§ Records for processing
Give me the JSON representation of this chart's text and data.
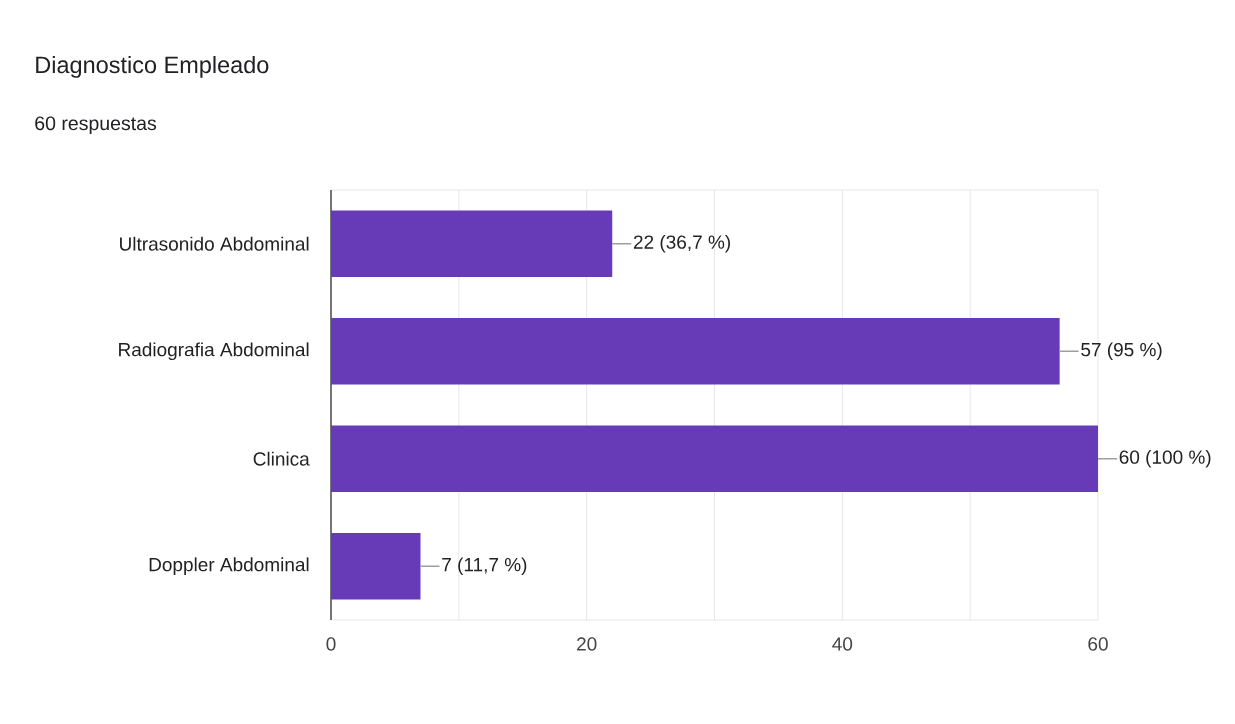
{
  "chart_data": {
    "type": "bar",
    "orientation": "horizontal",
    "title": "Diagnostico Empleado",
    "subtitle": "60 respuestas",
    "categories": [
      "Ultrasonido Abdominal",
      "Radiografia Abdominal",
      "Clinica",
      "Doppler Abdominal"
    ],
    "values": [
      22,
      57,
      60,
      7
    ],
    "color": "#673ab7",
    "value_labels": [
      "22 (36,7 %)",
      "57 (95 %)",
      "60 (100 %)",
      "7 (11,7 %)"
    ],
    "xlim": [
      0,
      60
    ],
    "xticks": [
      0,
      {
        "value": 10,
        "label": null
      },
      20,
      {
        "value": 30,
        "label": null
      },
      40,
      {
        "value": 50,
        "label": null
      },
      60
    ],
    "grid": "x"
  }
}
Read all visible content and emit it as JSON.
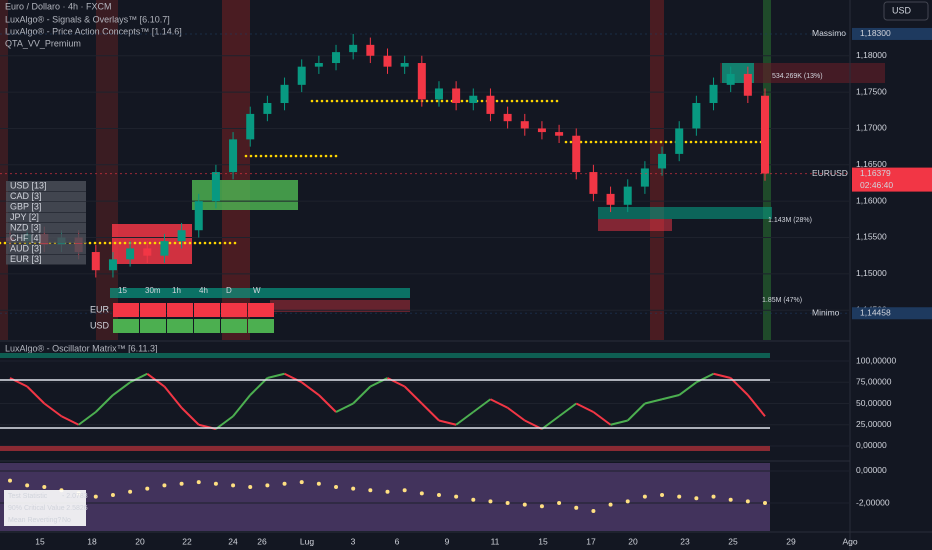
{
  "header": {
    "symbol": "Euro / Dollaro · 4h · FXCM",
    "indicators": [
      "LuxAlgo® - Signals & Overlays™ [6.10.7]",
      "LuxAlgo® - Price Action Concepts™ [1.14.6]",
      "QTA_VV_Premium"
    ],
    "currency": "USD"
  },
  "main_chart": {
    "type": "candlestick",
    "ylim": [
      1.1409,
      1.18767
    ],
    "yticks": [
      {
        "value": 1.18,
        "label": "1,18000"
      },
      {
        "value": 1.175,
        "label": "1,17500"
      },
      {
        "value": 1.17,
        "label": "1,17000"
      },
      {
        "value": 1.165,
        "label": "1,16500"
      },
      {
        "value": 1.16,
        "label": "1,16000"
      },
      {
        "value": 1.155,
        "label": "1,15500"
      },
      {
        "value": 1.15,
        "label": "1,15000"
      },
      {
        "value": 1.145,
        "label": "1,14500"
      }
    ],
    "up_color": "#089981",
    "down_color": "#f23645",
    "open": [
      1.155,
      1.1545,
      1.1555,
      1.154,
      1.155,
      1.153,
      1.1505,
      1.152,
      1.1535,
      1.1525,
      1.1545,
      1.156,
      1.16,
      1.164,
      1.1685,
      1.172,
      1.1735,
      1.176,
      1.1785,
      1.179,
      1.1805,
      1.1815,
      1.18,
      1.1785,
      1.179,
      1.174,
      1.1755,
      1.1735,
      1.1745,
      1.172,
      1.171,
      1.17,
      1.1695,
      1.169,
      1.164,
      1.161,
      1.1595,
      1.162,
      1.1645,
      1.1665,
      1.17,
      1.1735,
      1.176,
      1.1775,
      1.1745
    ],
    "high": [
      1.156,
      1.1565,
      1.1565,
      1.156,
      1.156,
      1.154,
      1.153,
      1.1545,
      1.1545,
      1.1555,
      1.157,
      1.161,
      1.165,
      1.1695,
      1.173,
      1.1745,
      1.177,
      1.1795,
      1.18,
      1.1815,
      1.183,
      1.1825,
      1.181,
      1.18,
      1.18,
      1.1765,
      1.1765,
      1.1755,
      1.1755,
      1.173,
      1.172,
      1.171,
      1.1705,
      1.17,
      1.165,
      1.162,
      1.163,
      1.1655,
      1.1675,
      1.171,
      1.1745,
      1.177,
      1.1785,
      1.1785,
      1.1755
    ],
    "low": [
      1.1535,
      1.1535,
      1.153,
      1.153,
      1.152,
      1.1495,
      1.1495,
      1.151,
      1.1515,
      1.1515,
      1.1535,
      1.155,
      1.159,
      1.163,
      1.1675,
      1.171,
      1.1725,
      1.175,
      1.1775,
      1.178,
      1.1795,
      1.179,
      1.1775,
      1.1775,
      1.173,
      1.173,
      1.1725,
      1.1725,
      1.171,
      1.17,
      1.169,
      1.1685,
      1.168,
      1.163,
      1.16,
      1.1585,
      1.1585,
      1.161,
      1.1635,
      1.1655,
      1.169,
      1.1725,
      1.175,
      1.1735,
      1.1628
    ],
    "close": [
      1.1545,
      1.1555,
      1.154,
      1.155,
      1.153,
      1.1505,
      1.152,
      1.1535,
      1.1525,
      1.1545,
      1.156,
      1.16,
      1.164,
      1.1685,
      1.172,
      1.1735,
      1.176,
      1.1785,
      1.179,
      1.1805,
      1.1815,
      1.18,
      1.1785,
      1.179,
      1.174,
      1.1755,
      1.1735,
      1.1745,
      1.172,
      1.171,
      1.17,
      1.1695,
      1.169,
      1.164,
      1.161,
      1.1595,
      1.162,
      1.1645,
      1.1665,
      1.17,
      1.1735,
      1.176,
      1.1775,
      1.1745,
      1.1638
    ],
    "max_label": {
      "name": "Massimo",
      "price": {
        "value": 1.183,
        "label": "1,18300"
      }
    },
    "last_label": {
      "name": "EURUSD",
      "price": {
        "value": 1.16379,
        "label": "1,16379"
      },
      "countdown": "02:46:40"
    },
    "min_label": {
      "name": "Minimo",
      "price": {
        "value": 1.14458,
        "label": "1,14458"
      }
    },
    "volume_labels": [
      "534.269K (13%)",
      "1.143M (28%)",
      "1.85M (47%)"
    ],
    "strength_table": [
      "USD [13]",
      "CAD [3]",
      "GBP [3]",
      "JPY [2]",
      "NZD [3]",
      "CHF [4]",
      "AUD [3]",
      "EUR [3]"
    ],
    "timeframe_table": {
      "columns": [
        "15",
        "30m",
        "1h",
        "4h",
        "D",
        "W"
      ],
      "rows": [
        "EUR",
        "USD"
      ]
    }
  },
  "oscillator": {
    "type": "line",
    "title": "LuxAlgo® - Oscillator Matrix™ [6.11.3]",
    "ylim": [
      -16.5,
      122.4
    ],
    "yticks": [
      {
        "value": 100,
        "label": "100,00000"
      },
      {
        "value": 75,
        "label": "75,00000"
      },
      {
        "value": 50,
        "label": "50,00000"
      },
      {
        "value": 25,
        "label": "25,00000"
      },
      {
        "value": 0,
        "label": "0,00000"
      }
    ],
    "values": [
      80,
      70,
      50,
      35,
      25,
      40,
      60,
      75,
      85,
      70,
      45,
      25,
      20,
      35,
      60,
      80,
      85,
      75,
      60,
      40,
      50,
      70,
      80,
      70,
      50,
      30,
      25,
      40,
      55,
      45,
      30,
      20,
      35,
      50,
      40,
      25,
      30,
      50,
      55,
      60,
      75,
      85,
      80,
      60,
      35
    ],
    "up_color": "#4caf50",
    "down_color": "#f23645"
  },
  "stat_panel": {
    "type": "scatter",
    "ylim": [
      -3.81,
      0.56
    ],
    "yticks": [
      {
        "value": 0,
        "label": "0,00000"
      },
      {
        "value": -2,
        "label": "-2,00000"
      }
    ],
    "values": [
      -0.6,
      -0.9,
      -1.0,
      -1.2,
      -1.4,
      -1.6,
      -1.5,
      -1.3,
      -1.1,
      -0.9,
      -0.8,
      -0.7,
      -0.8,
      -0.9,
      -1.0,
      -0.9,
      -0.8,
      -0.7,
      -0.8,
      -1.0,
      -1.1,
      -1.2,
      -1.3,
      -1.2,
      -1.4,
      -1.5,
      -1.6,
      -1.8,
      -1.9,
      -2.0,
      -2.1,
      -2.2,
      -2.0,
      -2.3,
      -2.5,
      -2.1,
      -1.9,
      -1.6,
      -1.5,
      -1.6,
      -1.7,
      -1.6,
      -1.8,
      -1.9,
      -2.0
    ],
    "color": "#ffe082",
    "table": [
      [
        "Test Statistic",
        "- 2.0783"
      ],
      [
        "90% Critical Value",
        "- 2.5826"
      ],
      [
        "Mean Reverting?",
        "No"
      ]
    ]
  },
  "time_axis": [
    "15",
    "18",
    "20",
    "22",
    "24",
    "26",
    "Lug",
    "3",
    "6",
    "9",
    "11",
    "15",
    "17",
    "20",
    "23",
    "25",
    "29",
    "Ago"
  ]
}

§ To do
Filter the listing above by the word "type"; copy each line that passes.

§ Exercise solution
    "type": "bar",
    "type": "candlestick",
    "type": "line",
    "type": "scatter",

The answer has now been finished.